Top of Supplied passage
Akhil Maheshwari, director of neonatology at the Johns Hopkins Children’s Center, notes that NEC and other serious conditions in infancy, such as sepsis and even developmental delays, are related to an unhealthy imbalance of bacteria in infants’ digestive tracts, a condition known as dysbiosis. “It starts in the gut when bad bacteria take control,” he says.
Dysbiosis is a concern because the microbial imbalance is tipped in favor of a class of microbes known as gammaproteobacteria, which includes the pathogens that cause typhoid, gonorrhea, plague, cholera and other well-known infectious diseases, as well as E. coli, which can cause deadly food poisoning in children.
Prevailing wisdom has been that premature infants are more prone to dysbiosis because they spend a great deal of time in the hospital after birth, where they contract the harmful bacteria from other infants. But a new study by Maheshwari, published last September in Microbiome, has flipped that understanding on its head.
Maheshwari set out to determine how these unwanted bacteria come to thrive in premature infants, who have a higher rate of developing full-blown dysbiosis. His study shows that preterm babies who develop dysbiosis fall into two categories: Half begin life with low levels of gammaproteobacteria in their intestines and are colonized in the first few weeks after birth; the other half of babies have extremely high levels of these bacteria as soon as they are born. Maheshwari’s study is the first to demonstrate this dual-track dichotomy in the progression of dysbiosis.
Bottom of Supplied passage
● **Exercise objective**
Pick up the passage on dysbiosis in premature infants and continue it from its final sentence.
Top of Dataset excerpts
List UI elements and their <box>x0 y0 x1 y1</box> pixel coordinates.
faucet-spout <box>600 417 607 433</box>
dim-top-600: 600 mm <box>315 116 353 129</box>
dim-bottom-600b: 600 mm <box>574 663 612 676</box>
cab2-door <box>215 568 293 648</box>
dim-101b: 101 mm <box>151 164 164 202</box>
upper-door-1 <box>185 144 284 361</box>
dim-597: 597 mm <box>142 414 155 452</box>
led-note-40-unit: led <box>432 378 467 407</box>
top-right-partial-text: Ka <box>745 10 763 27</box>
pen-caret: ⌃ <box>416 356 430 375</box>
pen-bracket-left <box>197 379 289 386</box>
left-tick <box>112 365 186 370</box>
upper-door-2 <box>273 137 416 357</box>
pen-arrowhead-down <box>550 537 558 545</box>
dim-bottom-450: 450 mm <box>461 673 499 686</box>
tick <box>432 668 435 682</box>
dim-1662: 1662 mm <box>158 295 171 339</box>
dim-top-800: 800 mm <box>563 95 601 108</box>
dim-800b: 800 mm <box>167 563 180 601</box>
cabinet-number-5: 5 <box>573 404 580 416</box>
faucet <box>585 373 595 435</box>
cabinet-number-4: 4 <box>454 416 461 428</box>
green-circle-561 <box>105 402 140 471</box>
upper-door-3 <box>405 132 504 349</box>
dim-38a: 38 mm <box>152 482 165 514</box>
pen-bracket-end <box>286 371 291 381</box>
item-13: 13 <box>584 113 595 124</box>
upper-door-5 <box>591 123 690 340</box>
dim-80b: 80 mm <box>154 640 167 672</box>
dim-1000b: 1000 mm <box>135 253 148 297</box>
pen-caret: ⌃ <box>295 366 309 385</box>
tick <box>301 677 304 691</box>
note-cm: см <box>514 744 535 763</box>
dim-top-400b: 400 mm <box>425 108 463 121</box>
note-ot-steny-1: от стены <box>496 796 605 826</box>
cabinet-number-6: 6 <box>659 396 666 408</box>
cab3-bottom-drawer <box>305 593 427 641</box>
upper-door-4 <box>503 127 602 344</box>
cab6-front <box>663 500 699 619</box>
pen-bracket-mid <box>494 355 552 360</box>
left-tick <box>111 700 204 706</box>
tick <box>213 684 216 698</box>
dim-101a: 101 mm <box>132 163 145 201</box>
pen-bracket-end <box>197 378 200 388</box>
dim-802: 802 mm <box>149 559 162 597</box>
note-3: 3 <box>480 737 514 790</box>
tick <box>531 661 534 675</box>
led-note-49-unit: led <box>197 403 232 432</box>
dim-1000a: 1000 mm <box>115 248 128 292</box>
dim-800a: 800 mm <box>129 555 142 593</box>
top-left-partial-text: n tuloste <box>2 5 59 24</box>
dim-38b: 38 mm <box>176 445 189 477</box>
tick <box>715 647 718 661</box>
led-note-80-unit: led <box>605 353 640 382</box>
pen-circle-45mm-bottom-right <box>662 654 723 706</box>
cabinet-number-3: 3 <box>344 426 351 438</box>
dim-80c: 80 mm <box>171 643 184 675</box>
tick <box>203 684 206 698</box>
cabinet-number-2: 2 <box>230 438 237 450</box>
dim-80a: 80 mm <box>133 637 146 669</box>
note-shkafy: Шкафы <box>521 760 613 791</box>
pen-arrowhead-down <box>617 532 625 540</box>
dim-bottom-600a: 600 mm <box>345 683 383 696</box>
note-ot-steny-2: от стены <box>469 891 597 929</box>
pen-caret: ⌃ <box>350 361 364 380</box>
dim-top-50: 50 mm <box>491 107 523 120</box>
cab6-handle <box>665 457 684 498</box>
Bottom of Dataset excerpts
● **Task answer**
More critical, however, is what the study says about how the infants acquired the bacteria. Both groups are born with gammaproteobacteria. “It suggests the bad bacteria come directly from the mother to the child, not from other infants,” Maheshwari says.
Doctors also know that mothers who carry babies for a full term do not have the gammaproteobacteria in their blood, milk, feces or other bodily fluids. “If full-term moms don’t have them and preterm moms do, where did they come from?” Maheshwari asks rhetorically.
The answer is in the data. He now believes that the bad bacteria are acquired by the mothers during lengthy and sometimes numerous hospital stays intended to stave off preterm delivery. Sixty percent of mothers in preterm labor are admitted to the hospital three or four times, he says, and many more have at least two admissions.
Transmission from mother to child would also explain another fact about dysbiosis: Vaginal birth, in which infants are more likely to come in contact with blood, feces and other bodily fluids from the mother, leads to greater likelihood of developing the condition among preterm babies whose mothers were hospitalized prior to their birth.
“Colonization in mothers happens long before birth, and the mothers are passing it on,” Maheshwari says. Based on these findings, Maheshwari has begun a broad collaboration with his obstetrics colleagues to implement new admission policies and procedures at the Johns Hopkins Children’s Center to counteract dysbiosis.
Rather than attacking microbial imbalances after the fact—in already colonized newborns, by disinfecting neonatal ICUs or administering antibiotics—the fight needs to begin much sooner, ideally from the moment the mother goes into preterm labor, he says. Maheshwari believes that potential risks of hospital stays for preterm labor should be more carefully considered, and such stays should be avoided or limited to the greatest extent possible.“Doctors need to start prevention before delivery,” he says. “If we wait until birth, it’s already too late.”